■ AIM: Filter the listing below, copying every line in which the word "icon" appears.

■ Extracted data entries:
----------
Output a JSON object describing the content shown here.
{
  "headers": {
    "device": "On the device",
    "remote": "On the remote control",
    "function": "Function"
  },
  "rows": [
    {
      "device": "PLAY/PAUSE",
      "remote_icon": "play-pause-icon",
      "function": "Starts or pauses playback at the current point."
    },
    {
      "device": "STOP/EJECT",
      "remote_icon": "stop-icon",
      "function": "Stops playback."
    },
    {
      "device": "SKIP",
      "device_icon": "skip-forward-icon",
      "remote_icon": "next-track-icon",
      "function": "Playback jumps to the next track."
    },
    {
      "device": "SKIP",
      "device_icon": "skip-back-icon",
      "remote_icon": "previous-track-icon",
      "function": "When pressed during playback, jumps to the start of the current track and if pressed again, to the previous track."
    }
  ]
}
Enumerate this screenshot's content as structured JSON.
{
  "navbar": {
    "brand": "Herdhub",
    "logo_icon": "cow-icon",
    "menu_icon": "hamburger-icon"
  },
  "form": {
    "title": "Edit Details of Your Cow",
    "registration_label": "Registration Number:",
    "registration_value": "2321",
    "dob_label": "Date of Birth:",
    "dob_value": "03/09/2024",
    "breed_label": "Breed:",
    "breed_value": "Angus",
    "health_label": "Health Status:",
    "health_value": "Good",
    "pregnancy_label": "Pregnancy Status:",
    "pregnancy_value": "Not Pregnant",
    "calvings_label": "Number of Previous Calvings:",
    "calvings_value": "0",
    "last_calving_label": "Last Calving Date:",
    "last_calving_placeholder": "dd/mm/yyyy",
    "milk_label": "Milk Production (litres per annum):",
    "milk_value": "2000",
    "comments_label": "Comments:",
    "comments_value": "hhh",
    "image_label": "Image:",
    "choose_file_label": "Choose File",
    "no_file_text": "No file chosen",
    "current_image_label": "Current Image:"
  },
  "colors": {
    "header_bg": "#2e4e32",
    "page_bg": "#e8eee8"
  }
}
----------
■ RESPONSE:
      "remote_icon": "play-pause-icon",
      "remote_icon": "stop-icon",
      "device_icon": "skip-forward-icon",
      "remote_icon": "next-track-icon",
      "device_icon": "skip-back-icon",
      "remote_icon": "previous-track-icon",
    "logo_icon": "cow-icon",
    "menu_icon": "hamburger-icon"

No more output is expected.